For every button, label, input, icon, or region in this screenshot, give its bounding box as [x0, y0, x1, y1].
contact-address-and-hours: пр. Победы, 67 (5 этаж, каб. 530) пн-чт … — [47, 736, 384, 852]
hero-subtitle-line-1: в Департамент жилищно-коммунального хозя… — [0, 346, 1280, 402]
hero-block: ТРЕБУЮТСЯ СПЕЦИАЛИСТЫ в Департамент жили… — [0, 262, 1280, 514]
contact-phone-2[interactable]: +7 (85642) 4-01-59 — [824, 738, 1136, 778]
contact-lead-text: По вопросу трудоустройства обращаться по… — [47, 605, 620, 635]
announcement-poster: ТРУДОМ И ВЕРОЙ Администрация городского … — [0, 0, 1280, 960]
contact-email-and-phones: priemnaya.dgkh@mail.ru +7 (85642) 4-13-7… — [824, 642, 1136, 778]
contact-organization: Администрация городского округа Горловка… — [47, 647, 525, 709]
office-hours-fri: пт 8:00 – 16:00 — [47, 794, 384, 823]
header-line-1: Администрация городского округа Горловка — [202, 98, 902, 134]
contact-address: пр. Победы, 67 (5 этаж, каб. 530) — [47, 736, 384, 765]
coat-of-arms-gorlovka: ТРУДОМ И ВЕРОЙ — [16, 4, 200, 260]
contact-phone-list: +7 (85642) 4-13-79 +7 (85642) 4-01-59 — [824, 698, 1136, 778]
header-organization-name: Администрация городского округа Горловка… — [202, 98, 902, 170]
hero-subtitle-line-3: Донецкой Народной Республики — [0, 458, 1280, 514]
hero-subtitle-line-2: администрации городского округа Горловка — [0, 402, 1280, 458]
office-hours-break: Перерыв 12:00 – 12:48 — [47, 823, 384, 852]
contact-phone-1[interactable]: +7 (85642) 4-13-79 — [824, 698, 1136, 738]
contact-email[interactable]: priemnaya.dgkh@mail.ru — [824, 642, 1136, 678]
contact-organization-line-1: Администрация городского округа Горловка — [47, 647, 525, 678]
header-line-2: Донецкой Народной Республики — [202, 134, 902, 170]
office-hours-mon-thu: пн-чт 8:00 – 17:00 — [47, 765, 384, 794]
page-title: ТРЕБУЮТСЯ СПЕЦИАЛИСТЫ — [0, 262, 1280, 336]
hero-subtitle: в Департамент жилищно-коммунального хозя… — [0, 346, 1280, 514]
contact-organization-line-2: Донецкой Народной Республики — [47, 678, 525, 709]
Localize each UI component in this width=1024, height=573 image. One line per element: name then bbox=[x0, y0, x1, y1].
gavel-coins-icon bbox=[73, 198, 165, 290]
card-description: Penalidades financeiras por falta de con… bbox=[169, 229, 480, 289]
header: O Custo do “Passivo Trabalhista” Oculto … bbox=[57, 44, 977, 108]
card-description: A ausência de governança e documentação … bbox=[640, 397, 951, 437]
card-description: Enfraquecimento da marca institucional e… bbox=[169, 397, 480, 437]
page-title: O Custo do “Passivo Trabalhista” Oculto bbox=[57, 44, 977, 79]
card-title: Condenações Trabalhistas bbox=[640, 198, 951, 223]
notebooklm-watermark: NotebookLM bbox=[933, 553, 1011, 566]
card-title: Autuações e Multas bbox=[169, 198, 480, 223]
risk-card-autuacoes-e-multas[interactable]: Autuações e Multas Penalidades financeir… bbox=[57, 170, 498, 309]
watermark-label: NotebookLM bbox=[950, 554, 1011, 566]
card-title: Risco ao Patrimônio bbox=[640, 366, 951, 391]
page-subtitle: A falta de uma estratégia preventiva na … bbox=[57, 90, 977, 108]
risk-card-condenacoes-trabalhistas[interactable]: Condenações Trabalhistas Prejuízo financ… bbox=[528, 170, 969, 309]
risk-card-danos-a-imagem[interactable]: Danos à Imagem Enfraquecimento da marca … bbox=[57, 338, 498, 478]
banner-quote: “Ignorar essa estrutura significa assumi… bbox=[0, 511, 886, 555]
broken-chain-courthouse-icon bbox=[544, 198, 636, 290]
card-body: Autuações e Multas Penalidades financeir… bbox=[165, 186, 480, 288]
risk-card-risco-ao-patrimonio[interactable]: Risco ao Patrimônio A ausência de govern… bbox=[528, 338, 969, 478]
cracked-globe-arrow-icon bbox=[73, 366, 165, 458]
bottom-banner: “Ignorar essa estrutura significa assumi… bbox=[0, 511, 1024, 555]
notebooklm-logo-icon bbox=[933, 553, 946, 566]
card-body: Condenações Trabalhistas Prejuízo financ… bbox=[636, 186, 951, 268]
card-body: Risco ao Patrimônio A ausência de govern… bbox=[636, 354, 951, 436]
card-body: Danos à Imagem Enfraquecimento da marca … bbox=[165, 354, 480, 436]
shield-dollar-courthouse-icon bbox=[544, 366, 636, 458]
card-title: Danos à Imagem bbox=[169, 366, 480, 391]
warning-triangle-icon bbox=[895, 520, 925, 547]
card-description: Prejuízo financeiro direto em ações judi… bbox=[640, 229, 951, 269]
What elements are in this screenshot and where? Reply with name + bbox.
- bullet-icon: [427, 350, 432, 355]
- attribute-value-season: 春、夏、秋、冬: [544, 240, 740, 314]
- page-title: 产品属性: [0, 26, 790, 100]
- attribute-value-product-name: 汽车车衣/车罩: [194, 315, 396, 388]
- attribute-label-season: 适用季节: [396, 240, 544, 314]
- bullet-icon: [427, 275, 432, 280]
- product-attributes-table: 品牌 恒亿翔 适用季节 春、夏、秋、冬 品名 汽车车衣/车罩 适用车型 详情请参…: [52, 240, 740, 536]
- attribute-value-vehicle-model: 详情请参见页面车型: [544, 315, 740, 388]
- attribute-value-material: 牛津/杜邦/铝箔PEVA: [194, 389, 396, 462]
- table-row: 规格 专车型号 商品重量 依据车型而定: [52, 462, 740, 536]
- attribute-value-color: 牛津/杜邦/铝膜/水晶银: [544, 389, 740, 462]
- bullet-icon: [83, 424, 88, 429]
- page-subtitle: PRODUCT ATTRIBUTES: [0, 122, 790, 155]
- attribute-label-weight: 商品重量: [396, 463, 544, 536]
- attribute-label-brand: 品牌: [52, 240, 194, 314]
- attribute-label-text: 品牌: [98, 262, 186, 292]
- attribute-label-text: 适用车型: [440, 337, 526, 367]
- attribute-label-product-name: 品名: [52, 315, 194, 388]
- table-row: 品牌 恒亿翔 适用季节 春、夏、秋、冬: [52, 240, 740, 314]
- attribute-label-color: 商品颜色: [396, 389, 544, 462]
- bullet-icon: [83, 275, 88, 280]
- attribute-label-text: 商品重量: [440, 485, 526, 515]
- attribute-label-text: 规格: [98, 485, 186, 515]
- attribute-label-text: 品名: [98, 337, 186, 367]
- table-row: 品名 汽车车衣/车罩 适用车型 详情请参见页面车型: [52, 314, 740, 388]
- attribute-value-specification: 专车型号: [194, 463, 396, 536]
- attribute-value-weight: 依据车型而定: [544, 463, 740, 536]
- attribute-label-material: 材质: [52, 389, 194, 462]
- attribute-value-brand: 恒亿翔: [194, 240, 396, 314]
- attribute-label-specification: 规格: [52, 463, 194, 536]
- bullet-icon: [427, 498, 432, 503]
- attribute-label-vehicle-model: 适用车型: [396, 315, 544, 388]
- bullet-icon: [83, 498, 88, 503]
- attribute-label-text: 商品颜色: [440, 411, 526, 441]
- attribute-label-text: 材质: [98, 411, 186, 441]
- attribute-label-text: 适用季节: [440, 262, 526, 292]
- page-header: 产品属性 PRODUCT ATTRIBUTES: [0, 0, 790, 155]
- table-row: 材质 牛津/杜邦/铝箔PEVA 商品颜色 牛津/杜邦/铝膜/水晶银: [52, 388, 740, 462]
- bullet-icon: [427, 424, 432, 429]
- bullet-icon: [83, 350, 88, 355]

+===+

### Exercise instructions
Reproduce verbatim every line of the items from the very beginning through the line that contains "contact-address-and-hours: пр. Победы, 67".

### Answer to the exercise
For every button, label, input, icon, or region in this screenshot, give its bounding box as [x0, y0, x1, y1].
contact-address-and-hours: пр. Победы, 67 (5 этаж, каб. 530) пн-чт … — [47, 736, 384, 852]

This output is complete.